Description of the task → Report how many lines in the records below contain the word "this". Give only the number.

Stored data →
──────────────────────────────

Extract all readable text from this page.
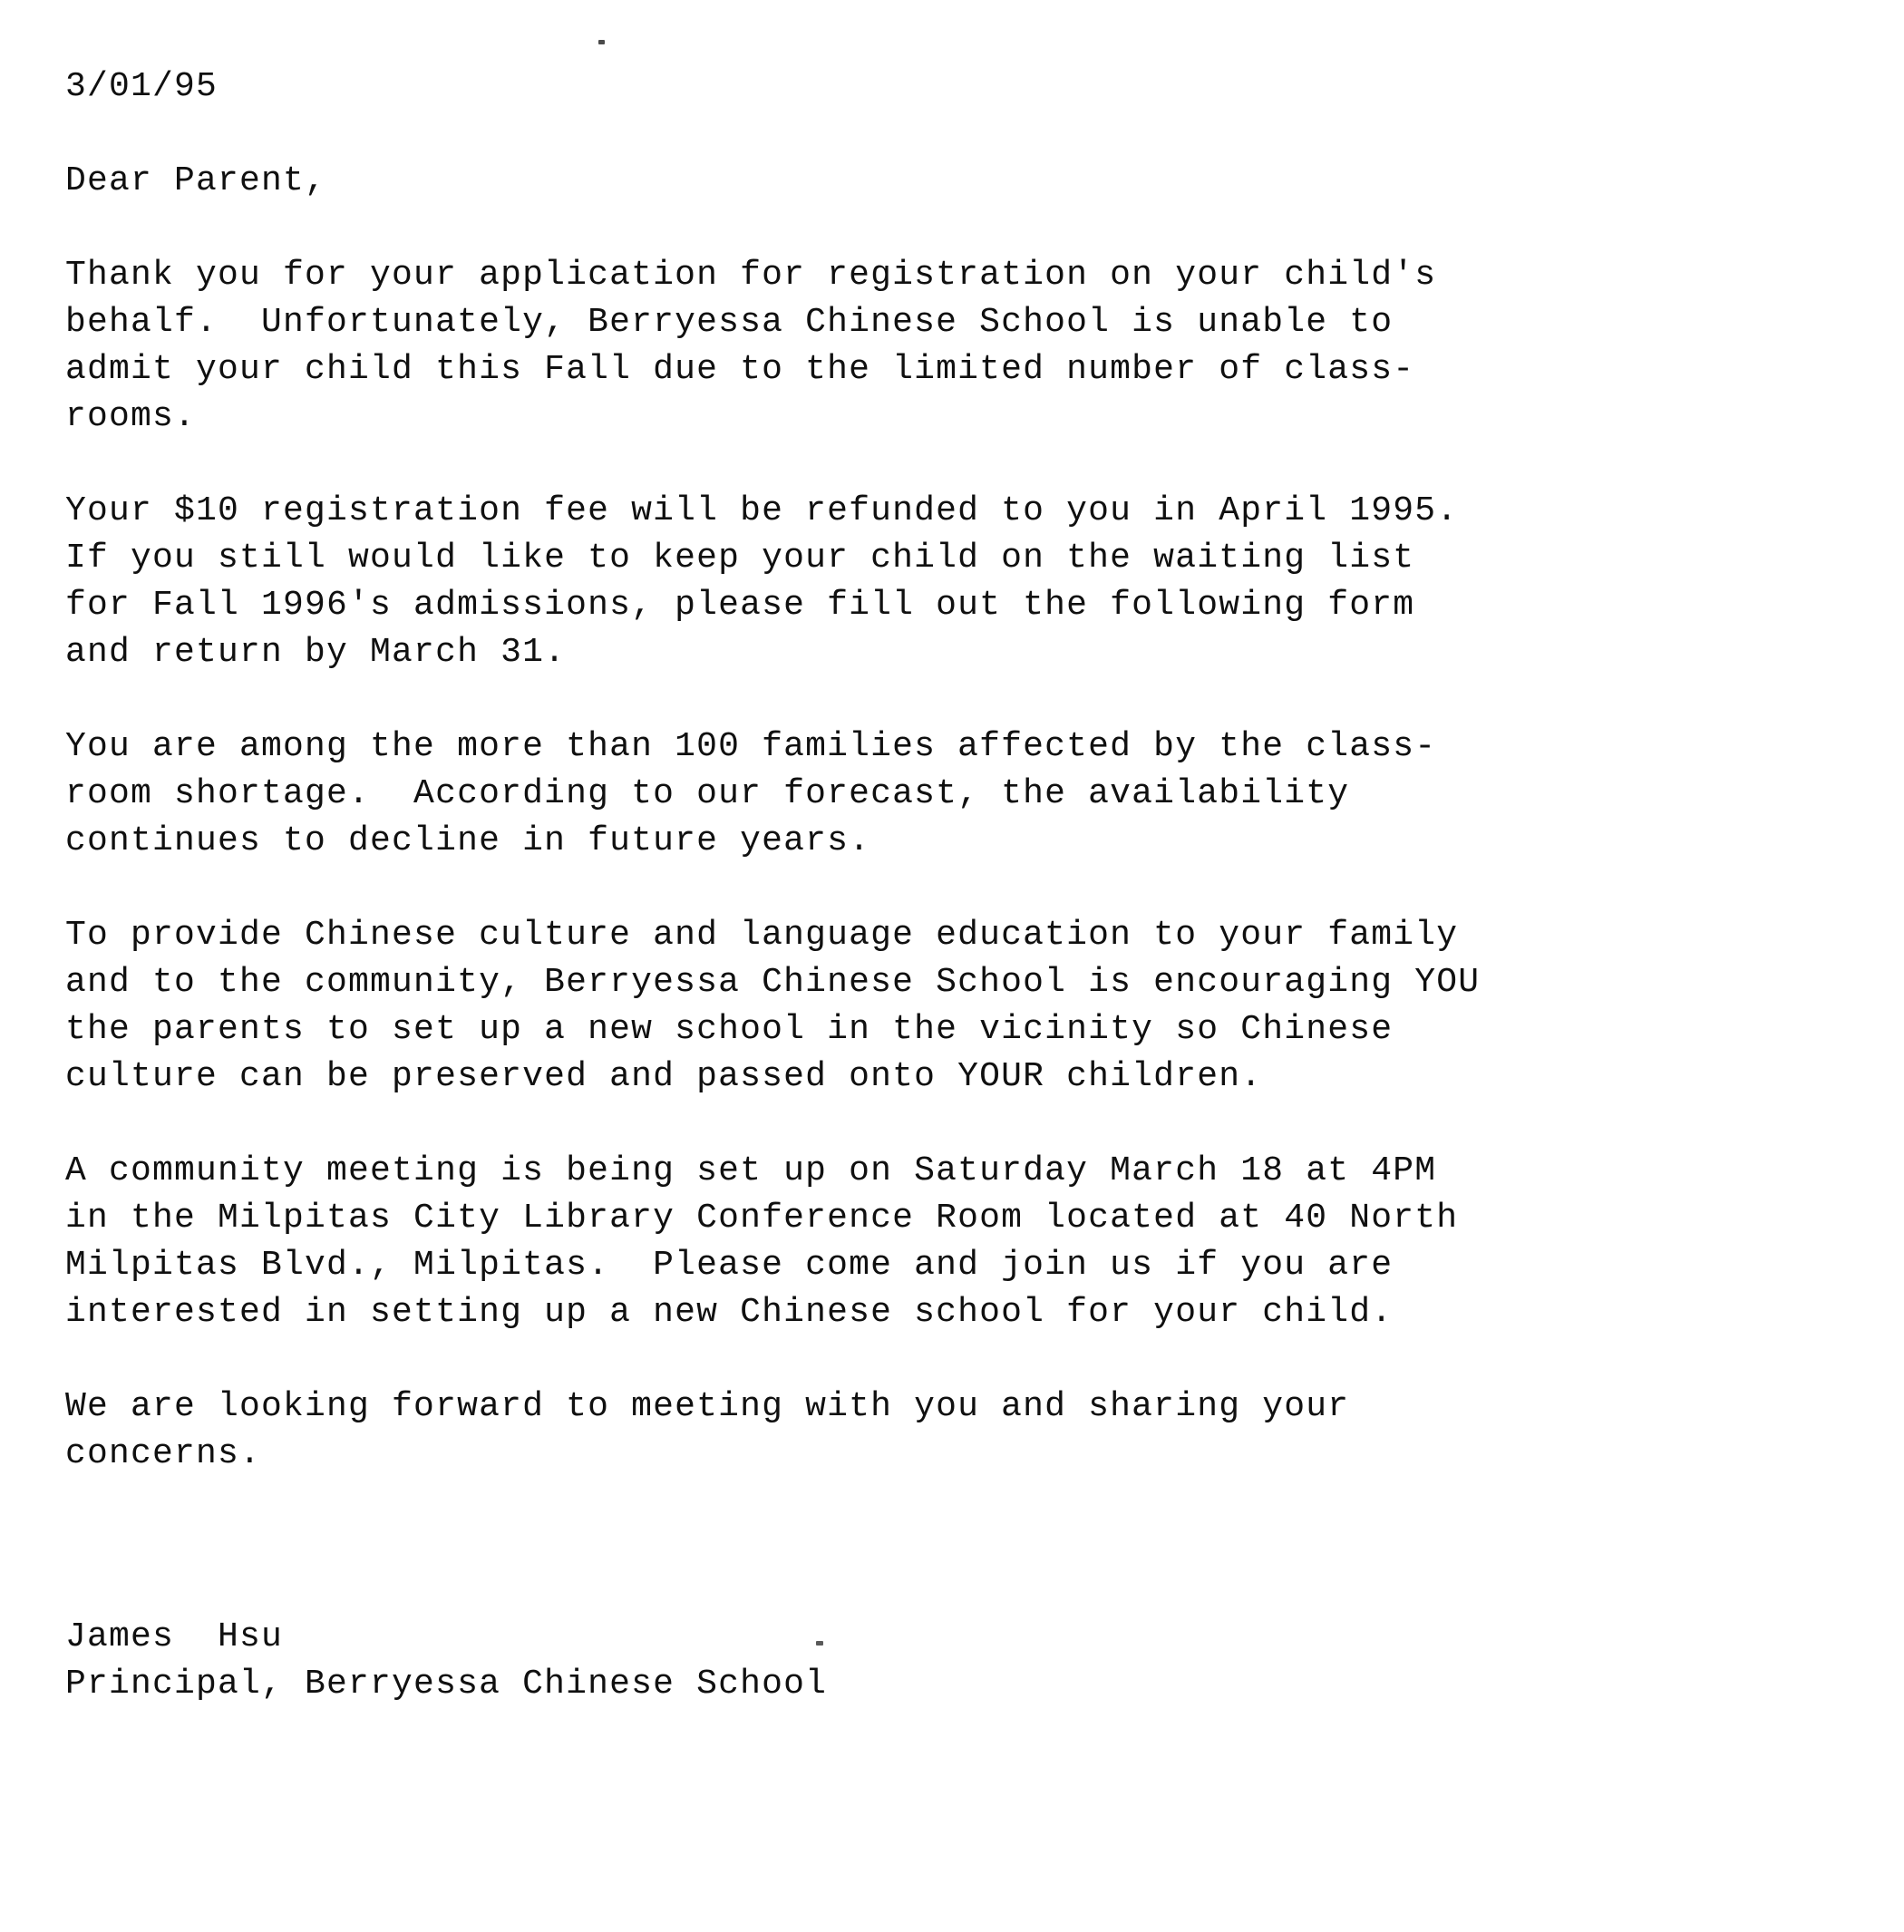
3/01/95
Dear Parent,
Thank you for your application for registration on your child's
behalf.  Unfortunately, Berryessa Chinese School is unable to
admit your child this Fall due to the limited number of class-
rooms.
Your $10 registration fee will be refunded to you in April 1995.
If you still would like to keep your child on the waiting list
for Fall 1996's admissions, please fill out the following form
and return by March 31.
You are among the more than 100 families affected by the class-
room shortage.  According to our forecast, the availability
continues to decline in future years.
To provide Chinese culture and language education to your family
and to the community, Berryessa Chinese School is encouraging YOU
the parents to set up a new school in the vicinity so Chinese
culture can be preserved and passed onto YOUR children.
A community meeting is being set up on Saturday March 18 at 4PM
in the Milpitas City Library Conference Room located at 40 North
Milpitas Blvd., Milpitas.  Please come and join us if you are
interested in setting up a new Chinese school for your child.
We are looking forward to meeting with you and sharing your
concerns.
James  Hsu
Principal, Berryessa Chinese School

──────────────────────────────

Response to the task → 2